**Exercise aim**
Write out the whole listing again, exactly.
──────────────────────────────
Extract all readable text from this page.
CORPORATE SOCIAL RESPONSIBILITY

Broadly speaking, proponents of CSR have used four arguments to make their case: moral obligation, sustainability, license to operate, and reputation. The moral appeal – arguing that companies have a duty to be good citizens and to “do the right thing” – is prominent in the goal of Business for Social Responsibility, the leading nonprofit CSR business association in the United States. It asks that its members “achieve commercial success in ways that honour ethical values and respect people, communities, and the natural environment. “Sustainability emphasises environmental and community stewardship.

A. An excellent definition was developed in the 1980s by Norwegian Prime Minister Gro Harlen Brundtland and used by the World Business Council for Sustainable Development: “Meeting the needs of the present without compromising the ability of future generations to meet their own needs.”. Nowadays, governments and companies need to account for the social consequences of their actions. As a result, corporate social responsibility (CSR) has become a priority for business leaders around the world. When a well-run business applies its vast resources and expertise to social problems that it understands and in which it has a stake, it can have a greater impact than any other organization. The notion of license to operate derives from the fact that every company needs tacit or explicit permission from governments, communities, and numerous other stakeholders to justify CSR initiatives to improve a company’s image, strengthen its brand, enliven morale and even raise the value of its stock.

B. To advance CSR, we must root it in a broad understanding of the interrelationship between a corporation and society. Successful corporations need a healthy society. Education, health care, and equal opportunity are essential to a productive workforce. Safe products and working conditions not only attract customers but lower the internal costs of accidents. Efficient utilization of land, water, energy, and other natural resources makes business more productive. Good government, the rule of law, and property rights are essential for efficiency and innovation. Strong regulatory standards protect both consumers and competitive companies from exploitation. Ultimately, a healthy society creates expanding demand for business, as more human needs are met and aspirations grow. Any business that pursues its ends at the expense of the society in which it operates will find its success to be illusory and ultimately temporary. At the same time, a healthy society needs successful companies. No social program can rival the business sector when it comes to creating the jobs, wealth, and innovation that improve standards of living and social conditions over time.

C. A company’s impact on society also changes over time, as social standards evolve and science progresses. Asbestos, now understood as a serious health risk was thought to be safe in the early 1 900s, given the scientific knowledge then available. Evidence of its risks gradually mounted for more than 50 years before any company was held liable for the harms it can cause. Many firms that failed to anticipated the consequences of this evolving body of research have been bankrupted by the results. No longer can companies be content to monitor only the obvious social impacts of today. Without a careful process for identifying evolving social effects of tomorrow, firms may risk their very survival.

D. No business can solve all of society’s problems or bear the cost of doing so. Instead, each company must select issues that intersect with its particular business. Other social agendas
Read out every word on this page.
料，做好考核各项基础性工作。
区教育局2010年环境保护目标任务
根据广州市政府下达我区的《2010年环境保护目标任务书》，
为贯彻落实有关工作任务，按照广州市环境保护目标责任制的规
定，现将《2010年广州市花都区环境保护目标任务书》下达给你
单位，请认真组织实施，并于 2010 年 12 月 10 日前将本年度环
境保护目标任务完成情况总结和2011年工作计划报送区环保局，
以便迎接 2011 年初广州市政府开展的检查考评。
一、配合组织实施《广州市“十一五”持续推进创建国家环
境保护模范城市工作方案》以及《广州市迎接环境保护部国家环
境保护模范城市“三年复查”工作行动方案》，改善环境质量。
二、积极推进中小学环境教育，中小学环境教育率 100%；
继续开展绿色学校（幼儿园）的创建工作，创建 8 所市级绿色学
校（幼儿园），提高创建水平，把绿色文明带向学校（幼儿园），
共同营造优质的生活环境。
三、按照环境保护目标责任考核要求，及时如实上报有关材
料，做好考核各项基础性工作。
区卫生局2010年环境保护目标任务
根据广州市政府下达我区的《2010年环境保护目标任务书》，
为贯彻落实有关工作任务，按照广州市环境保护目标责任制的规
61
──────────────────────────────
**Written response**
Extract all readable text from this page.
CORPORATE SOCIAL RESPONSIBILITY

Broadly speaking, proponents of CSR have used four arguments to make their case: moral obligation, sustainability, license to operate, and reputation. The moral appeal – arguing that companies have a duty to be good citizens and to “do the right thing” – is prominent in the goal of Business for Social Responsibility, the leading nonprofit CSR business association in the United States. It asks that its members “achieve commercial success in ways that honour ethical values and respect people, communities, and the natural environment. “Sustainability emphasises environmental and community stewardship.

A. An excellent definition was developed in the 1980s by Norwegian Prime Minister Gro Harlen Brundtland and used by the World Business Council for Sustainable Development: “Meeting the needs of the present without compromising the ability of future generations to meet their own needs.”. Nowadays, governments and companies need to account for the social consequences of their actions. As a result, corporate social responsibility (CSR) has become a priority for business leaders around the world. When a well-run business applies its vast resources and expertise to social problems that it understands and in which it has a stake, it can have a greater impact than any other organization. The notion of license to operate derives from the fact that every company needs tacit or explicit permission from governments, communities, and numerous other stakeholders to justify CSR initiatives to improve a company’s image, strengthen its brand, enliven morale and even raise the value of its stock.

B. To advance CSR, we must root it in a broad understanding of the interrelationship between a corporation and society. Successful corporations need a healthy society. Education, health care, and equal opportunity are essential to a productive workforce. Safe products and working conditions not only attract customers but lower the internal costs of accidents. Efficient utilization of land, water, energy, and other natural resources makes business more productive. Good government, the rule of law, and property rights are essential for efficiency and innovation. Strong regulatory standards protect both consumers and competitive companies from exploitation. Ultimately, a healthy society creates expanding demand for business, as more human needs are met and aspirations grow. Any business that pursues its ends at the expense of the society in which it operates will find its success to be illusory and ultimately temporary. At the same time, a healthy society needs successful companies. No social program can rival the business sector when it comes to creating the jobs, wealth, and innovation that improve standards of living and social conditions over time.

C. A company’s impact on society also changes over time, as social standards evolve and science progresses. Asbestos, now understood as a serious health risk was thought to be safe in the early 1 900s, given the scientific knowledge then available. Evidence of its risks gradually mounted for more than 50 years before any company was held liable for the harms it can cause. Many firms that failed to anticipated the consequences of this evolving body of research have been bankrupted by the results. No longer can companies be content to monitor only the obvious social impacts of today. Without a careful process for identifying evolving social effects of tomorrow, firms may risk their very survival.

D. No business can solve all of society’s problems or bear the cost of doing so. Instead, each company must select issues that intersect with its particular business. Other social agendas
Read out every word on this page.
料，做好考核各项基础性工作。
区教育局2010年环境保护目标任务
根据广州市政府下达我区的《2010年环境保护目标任务书》，
为贯彻落实有关工作任务，按照广州市环境保护目标责任制的规
定，现将《2010年广州市花都区环境保护目标任务书》下达给你
单位，请认真组织实施，并于 2010 年 12 月 10 日前将本年度环
境保护目标任务完成情况总结和2011年工作计划报送区环保局，
以便迎接 2011 年初广州市政府开展的检查考评。
一、配合组织实施《广州市“十一五”持续推进创建国家环
境保护模范城市工作方案》以及《广州市迎接环境保护部国家环
境保护模范城市“三年复查”工作行动方案》，改善环境质量。
二、积极推进中小学环境教育，中小学环境教育率 100%；
继续开展绿色学校（幼儿园）的创建工作，创建 8 所市级绿色学
校（幼儿园），提高创建水平，把绿色文明带向学校（幼儿园），
共同营造优质的生活环境。
三、按照环境保护目标责任考核要求，及时如实上报有关材
料，做好考核各项基础性工作。
区卫生局2010年环境保护目标任务
根据广州市政府下达我区的《2010年环境保护目标任务书》，
为贯彻落实有关工作任务，按照广州市环境保护目标责任制的规
61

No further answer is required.